__GIVEN TASK__
List each line in which the string "operaciones" appears.

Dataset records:
■ ■ ■ ■
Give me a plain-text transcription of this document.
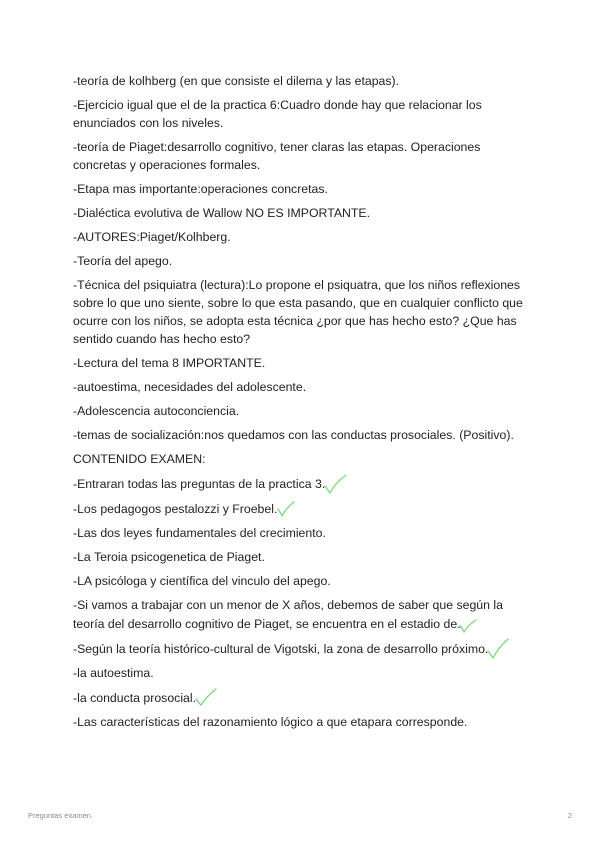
-teoría de kolhberg (en que consiste el dilema y las etapas).

-Ejercicio igual que el de la practica 6:Cuadro donde hay que relacionar los enunciados con los niveles.

-teoría de Piaget:desarrollo cognitivo, tener claras las etapas. Operaciones concretas y operaciones formales.

-Etapa mas importante:operaciones concretas.

-Dialéctica evolutiva de Wallow NO ES IMPORTANTE.

-AUTORES:Piaget/Kolhberg.

-Teoría del apego.

-Técnica del psiquiatra (lectura):Lo propone el psiquatra, que los niños reflexiones sobre lo que uno siente, sobre lo que esta pasando, que en cualquier conflicto que ocurre con los niños, se adopta esta técnica ¿por que has hecho esto? ¿Que has sentido cuando has hecho esto?

-Lectura del tema 8 IMPORTANTE.

-autoestima, necesidades del adolescente.

-Adolescencia autoconciencia.

-temas de socialización:nos quedamos con las conductas prosociales. (Positivo).

CONTENIDO EXAMEN:

-Entraran todas las preguntas de la practica 3.

-Los pedagogos pestalozzi y Froebel.

-Las dos leyes fundamentales del crecimiento.

-La Teroia psicogenetica de Piaget.

-LA psicóloga y científica del vinculo del apego.

-Si vamos a trabajar con un menor de X años, debemos de saber que según la teoría del desarrollo cognitivo de Piaget, se encuentra en el estadio de.

-Según la teoría histórico-cultural de Vigotski, la zona de desarrollo próximo.

-la autoestima.

-la conducta prosocial.

-Las características del razonamiento lógico a que etapara corresponde.

Preguntas examen.	2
■ ■ ■ ■
__EXPECTED OUTPUT__
-teoría de Piaget:desarrollo cognitivo, tener claras las etapas. Operaciones concretas y operaciones formales.
-Etapa mas importante:operaciones concretas.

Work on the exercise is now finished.